(STATED PROBLEM)
Search the data below for the word "обучается" and copy each line that holds it.

(GIVEN DATA)
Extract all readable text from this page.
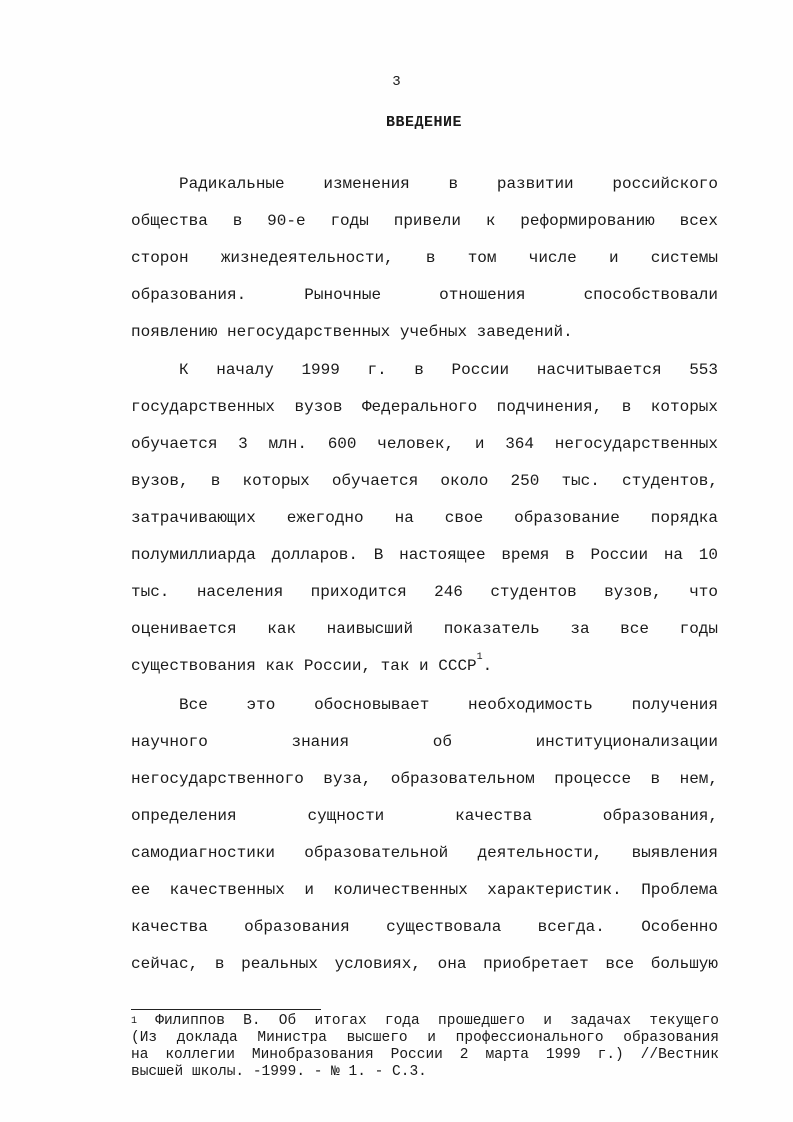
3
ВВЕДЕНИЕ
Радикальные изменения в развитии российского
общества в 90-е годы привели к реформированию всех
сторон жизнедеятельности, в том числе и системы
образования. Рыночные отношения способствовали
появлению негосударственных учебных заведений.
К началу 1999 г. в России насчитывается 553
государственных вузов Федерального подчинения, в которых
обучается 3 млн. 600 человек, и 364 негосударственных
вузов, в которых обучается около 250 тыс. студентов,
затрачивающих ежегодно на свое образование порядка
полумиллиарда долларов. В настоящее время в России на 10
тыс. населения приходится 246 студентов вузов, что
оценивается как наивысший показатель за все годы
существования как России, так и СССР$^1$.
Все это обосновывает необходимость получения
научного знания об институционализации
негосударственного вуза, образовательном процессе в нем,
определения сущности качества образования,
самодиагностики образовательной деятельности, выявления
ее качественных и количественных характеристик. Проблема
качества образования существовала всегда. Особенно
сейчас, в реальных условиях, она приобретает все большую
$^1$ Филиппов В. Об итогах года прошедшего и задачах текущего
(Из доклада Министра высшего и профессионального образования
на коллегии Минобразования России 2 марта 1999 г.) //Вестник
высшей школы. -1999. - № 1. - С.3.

* * *

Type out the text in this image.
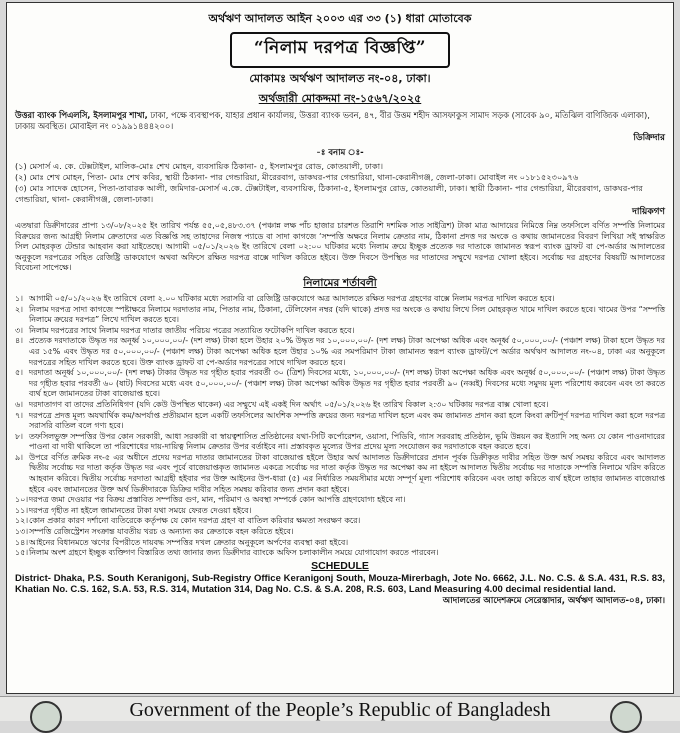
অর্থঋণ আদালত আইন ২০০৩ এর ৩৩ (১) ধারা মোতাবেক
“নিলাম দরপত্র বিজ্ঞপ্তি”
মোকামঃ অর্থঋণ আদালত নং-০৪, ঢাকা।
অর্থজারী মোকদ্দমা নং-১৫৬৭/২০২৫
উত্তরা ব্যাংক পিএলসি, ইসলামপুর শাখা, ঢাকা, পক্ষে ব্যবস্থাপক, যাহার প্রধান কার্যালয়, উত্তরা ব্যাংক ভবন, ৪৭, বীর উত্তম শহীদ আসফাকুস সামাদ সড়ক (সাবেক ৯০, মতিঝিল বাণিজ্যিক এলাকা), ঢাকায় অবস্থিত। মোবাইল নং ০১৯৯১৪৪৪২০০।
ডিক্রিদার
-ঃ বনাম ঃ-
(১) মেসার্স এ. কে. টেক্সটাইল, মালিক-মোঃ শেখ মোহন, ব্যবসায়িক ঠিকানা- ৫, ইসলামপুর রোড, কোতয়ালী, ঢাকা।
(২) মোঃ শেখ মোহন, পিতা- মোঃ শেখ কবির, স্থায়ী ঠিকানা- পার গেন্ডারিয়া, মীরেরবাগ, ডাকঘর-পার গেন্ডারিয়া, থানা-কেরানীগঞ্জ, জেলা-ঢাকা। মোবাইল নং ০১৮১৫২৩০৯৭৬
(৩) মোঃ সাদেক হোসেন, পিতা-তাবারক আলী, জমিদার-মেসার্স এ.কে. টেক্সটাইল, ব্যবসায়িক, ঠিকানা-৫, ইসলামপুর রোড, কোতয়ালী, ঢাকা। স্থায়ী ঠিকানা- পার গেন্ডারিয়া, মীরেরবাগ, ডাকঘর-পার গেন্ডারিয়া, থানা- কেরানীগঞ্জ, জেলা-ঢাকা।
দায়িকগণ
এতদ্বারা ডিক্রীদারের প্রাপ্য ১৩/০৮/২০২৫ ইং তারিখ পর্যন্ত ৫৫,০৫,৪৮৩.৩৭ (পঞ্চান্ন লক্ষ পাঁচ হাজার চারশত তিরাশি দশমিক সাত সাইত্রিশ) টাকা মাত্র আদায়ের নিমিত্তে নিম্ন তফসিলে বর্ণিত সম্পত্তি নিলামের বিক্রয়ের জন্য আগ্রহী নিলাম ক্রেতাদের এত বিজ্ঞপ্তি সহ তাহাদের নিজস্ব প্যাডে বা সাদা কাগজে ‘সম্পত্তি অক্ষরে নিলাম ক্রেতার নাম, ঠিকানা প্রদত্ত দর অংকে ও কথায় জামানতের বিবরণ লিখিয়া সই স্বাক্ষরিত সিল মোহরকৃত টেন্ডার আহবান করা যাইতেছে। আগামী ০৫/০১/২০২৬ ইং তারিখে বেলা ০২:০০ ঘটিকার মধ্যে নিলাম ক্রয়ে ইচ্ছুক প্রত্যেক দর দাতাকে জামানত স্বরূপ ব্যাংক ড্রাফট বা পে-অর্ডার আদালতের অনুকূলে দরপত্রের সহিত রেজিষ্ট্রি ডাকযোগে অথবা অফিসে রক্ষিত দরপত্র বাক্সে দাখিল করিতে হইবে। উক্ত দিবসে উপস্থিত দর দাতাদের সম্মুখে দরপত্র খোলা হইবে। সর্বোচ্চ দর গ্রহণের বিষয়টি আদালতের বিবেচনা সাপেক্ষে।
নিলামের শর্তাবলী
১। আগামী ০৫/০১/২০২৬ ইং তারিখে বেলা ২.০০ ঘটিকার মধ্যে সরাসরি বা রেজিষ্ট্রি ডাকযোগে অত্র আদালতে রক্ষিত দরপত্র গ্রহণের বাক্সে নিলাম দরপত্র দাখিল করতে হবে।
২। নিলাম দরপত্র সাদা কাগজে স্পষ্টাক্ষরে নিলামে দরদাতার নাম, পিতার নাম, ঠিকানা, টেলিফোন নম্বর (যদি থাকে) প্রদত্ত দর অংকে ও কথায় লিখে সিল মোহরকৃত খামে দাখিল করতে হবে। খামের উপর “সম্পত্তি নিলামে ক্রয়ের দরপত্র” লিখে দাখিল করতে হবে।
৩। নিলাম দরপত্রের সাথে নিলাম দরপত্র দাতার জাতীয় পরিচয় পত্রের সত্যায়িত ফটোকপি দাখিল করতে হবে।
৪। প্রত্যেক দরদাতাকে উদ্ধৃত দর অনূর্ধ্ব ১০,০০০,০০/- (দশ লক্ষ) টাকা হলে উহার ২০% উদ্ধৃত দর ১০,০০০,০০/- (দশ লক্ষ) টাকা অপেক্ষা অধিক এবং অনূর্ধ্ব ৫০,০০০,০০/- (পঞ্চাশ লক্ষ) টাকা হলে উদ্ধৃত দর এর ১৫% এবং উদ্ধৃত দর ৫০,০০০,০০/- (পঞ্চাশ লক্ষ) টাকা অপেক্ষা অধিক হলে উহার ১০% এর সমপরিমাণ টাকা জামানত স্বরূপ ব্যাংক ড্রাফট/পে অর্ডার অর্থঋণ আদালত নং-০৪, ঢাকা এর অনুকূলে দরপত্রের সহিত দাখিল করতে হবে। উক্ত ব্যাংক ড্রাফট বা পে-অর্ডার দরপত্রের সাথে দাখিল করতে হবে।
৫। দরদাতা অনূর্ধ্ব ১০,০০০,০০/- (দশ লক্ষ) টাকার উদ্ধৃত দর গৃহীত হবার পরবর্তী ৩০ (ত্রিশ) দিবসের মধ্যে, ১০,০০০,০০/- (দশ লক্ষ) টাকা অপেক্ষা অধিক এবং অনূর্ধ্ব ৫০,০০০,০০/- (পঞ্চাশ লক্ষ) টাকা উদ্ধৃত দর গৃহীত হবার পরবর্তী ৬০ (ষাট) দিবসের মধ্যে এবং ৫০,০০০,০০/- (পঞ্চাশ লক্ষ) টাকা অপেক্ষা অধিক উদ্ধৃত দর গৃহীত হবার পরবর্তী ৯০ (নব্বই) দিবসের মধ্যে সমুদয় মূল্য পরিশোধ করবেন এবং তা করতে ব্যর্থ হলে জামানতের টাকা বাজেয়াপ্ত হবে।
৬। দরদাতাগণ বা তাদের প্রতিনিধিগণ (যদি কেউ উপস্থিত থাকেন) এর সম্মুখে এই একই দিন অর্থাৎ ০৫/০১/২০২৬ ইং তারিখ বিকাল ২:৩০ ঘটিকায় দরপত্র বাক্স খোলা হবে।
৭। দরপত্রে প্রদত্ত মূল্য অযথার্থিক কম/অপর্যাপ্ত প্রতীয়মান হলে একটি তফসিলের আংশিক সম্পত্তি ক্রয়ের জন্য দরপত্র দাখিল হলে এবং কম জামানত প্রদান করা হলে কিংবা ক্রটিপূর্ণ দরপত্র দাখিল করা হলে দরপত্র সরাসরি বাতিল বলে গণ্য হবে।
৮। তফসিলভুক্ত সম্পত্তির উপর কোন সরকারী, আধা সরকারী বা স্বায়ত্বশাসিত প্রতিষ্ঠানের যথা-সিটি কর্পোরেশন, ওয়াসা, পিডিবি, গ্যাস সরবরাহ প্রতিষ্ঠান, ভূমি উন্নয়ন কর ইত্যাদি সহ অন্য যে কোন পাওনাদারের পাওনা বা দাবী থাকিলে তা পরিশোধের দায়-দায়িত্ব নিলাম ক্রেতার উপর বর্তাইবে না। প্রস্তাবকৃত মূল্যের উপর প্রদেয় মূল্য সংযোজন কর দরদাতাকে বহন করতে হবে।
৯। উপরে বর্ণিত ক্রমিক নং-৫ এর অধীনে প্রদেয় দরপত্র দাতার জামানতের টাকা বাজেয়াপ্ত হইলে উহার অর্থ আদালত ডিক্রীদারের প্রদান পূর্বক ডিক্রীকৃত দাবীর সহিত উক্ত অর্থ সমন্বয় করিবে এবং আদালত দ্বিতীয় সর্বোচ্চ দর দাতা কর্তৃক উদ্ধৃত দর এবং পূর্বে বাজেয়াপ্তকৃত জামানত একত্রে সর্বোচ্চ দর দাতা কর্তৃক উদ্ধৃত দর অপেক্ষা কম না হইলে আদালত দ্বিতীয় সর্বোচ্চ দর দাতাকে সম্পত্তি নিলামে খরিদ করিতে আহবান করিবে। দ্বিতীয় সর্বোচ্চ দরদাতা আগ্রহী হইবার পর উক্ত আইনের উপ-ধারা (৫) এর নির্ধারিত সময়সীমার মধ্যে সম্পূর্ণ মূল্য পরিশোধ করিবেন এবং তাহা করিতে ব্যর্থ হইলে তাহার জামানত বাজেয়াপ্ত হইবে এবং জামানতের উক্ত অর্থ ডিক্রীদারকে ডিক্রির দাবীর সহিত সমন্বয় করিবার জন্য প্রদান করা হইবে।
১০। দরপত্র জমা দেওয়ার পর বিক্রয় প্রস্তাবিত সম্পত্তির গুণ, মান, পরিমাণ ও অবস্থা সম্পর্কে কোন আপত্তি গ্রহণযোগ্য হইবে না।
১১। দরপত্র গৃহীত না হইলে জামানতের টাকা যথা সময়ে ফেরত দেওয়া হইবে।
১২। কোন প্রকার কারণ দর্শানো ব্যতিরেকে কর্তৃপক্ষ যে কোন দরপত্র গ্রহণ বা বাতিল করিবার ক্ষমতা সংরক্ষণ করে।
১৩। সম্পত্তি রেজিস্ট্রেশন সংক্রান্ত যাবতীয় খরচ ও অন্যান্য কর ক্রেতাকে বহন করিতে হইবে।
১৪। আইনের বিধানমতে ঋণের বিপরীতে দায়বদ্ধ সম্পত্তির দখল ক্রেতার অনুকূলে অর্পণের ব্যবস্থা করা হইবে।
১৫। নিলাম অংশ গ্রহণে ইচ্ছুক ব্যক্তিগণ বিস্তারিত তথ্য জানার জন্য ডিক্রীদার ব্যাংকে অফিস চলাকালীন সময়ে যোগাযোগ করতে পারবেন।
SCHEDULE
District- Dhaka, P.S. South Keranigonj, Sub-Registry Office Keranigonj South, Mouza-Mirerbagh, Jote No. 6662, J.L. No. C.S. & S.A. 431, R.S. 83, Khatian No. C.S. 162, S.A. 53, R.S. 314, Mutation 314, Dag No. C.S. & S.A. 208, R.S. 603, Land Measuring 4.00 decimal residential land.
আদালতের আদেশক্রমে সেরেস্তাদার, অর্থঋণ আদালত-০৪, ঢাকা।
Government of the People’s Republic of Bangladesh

(CORRECT ANSWER)
обучается 3 млн. 600 человек, и 364 негосударственных
вузов, в которых обучается около 250 тыс. студентов,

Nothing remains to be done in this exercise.